### TO BE DONE
Work out how many lines in the data hold the word "Output", and reply with that number only.

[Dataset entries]

-.-.-

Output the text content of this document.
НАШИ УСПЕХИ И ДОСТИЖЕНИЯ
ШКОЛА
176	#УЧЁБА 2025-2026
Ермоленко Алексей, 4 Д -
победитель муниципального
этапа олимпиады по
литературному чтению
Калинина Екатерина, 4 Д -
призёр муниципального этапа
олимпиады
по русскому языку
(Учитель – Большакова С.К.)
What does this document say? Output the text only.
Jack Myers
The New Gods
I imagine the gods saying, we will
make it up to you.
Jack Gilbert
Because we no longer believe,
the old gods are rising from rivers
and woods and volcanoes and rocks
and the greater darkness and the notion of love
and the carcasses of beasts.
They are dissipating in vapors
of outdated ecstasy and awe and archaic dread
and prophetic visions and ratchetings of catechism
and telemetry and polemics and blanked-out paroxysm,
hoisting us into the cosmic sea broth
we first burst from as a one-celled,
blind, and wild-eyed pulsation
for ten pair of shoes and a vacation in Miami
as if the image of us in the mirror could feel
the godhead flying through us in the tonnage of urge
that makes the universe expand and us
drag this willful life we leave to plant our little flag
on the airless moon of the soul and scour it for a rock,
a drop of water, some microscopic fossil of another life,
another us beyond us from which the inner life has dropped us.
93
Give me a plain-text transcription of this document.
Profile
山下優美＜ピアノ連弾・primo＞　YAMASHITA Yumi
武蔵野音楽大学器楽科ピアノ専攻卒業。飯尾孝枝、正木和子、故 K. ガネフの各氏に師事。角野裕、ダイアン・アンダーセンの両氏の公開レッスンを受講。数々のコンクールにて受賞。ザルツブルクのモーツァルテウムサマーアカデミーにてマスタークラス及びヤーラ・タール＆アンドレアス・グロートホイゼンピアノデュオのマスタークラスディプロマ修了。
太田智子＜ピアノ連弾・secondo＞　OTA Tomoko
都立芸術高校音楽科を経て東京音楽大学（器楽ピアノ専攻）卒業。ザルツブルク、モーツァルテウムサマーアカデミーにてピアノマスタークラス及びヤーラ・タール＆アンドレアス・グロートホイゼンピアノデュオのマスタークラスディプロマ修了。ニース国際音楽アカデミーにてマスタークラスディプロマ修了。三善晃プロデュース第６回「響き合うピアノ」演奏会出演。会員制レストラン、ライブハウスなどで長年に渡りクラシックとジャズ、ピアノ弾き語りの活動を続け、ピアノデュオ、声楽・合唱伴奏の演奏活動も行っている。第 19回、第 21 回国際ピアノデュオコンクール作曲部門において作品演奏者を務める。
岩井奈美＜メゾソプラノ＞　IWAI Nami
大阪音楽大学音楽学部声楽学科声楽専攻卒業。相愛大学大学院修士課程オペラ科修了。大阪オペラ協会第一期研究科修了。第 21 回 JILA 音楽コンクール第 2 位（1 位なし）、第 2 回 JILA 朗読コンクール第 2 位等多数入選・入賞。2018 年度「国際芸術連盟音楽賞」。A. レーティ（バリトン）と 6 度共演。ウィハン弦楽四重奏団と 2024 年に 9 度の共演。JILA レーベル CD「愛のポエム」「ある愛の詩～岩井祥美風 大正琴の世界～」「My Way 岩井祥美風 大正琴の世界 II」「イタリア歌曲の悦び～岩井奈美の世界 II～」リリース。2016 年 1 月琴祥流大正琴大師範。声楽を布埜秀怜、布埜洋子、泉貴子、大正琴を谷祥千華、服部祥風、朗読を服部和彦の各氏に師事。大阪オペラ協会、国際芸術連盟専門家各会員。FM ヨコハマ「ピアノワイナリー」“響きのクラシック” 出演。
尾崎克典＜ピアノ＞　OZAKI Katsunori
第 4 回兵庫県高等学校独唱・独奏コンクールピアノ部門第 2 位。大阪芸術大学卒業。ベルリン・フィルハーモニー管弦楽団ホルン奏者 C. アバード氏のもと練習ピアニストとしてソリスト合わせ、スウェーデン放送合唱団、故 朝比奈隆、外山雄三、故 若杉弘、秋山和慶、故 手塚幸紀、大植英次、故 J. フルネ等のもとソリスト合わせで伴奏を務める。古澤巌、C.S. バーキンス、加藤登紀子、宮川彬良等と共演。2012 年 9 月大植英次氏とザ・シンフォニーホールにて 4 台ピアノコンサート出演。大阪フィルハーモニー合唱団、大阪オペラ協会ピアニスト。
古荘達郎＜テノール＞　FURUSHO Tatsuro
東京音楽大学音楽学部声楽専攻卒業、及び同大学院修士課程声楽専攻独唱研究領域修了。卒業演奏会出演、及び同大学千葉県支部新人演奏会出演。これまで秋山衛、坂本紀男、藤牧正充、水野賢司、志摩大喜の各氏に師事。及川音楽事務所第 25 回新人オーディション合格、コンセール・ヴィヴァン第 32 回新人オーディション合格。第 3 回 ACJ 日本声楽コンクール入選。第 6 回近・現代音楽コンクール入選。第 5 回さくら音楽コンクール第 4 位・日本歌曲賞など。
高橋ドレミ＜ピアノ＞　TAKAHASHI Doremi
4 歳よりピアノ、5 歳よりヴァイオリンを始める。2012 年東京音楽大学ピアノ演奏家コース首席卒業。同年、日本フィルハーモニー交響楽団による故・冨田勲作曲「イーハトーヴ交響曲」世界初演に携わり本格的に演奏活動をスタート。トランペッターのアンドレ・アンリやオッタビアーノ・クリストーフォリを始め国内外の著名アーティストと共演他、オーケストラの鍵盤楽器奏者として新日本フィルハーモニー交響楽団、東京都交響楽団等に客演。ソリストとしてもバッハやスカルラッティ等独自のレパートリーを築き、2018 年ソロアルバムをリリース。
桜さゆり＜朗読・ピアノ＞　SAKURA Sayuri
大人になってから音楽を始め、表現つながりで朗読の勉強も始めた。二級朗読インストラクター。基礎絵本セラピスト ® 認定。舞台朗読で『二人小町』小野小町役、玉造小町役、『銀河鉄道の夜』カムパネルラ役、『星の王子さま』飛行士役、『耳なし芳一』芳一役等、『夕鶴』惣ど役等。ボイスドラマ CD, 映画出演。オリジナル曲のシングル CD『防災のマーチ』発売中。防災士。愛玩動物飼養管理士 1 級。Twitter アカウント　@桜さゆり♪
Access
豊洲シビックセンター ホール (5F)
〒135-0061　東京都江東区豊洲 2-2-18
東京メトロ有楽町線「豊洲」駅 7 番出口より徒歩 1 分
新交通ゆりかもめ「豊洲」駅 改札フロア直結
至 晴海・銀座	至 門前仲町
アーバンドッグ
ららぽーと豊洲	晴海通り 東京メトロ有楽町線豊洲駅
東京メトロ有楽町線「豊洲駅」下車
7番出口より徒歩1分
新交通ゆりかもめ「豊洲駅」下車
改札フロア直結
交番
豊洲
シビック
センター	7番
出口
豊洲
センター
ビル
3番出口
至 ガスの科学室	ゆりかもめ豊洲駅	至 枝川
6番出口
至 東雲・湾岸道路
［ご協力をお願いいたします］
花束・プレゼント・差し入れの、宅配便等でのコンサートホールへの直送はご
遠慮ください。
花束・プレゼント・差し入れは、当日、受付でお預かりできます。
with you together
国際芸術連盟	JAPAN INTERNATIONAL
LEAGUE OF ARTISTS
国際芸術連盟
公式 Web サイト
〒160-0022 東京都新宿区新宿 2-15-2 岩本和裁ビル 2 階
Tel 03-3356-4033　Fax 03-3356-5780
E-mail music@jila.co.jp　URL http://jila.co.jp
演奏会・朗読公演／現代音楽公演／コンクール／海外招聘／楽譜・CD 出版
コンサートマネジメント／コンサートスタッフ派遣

-.-.-

### FULL SOLUTION
2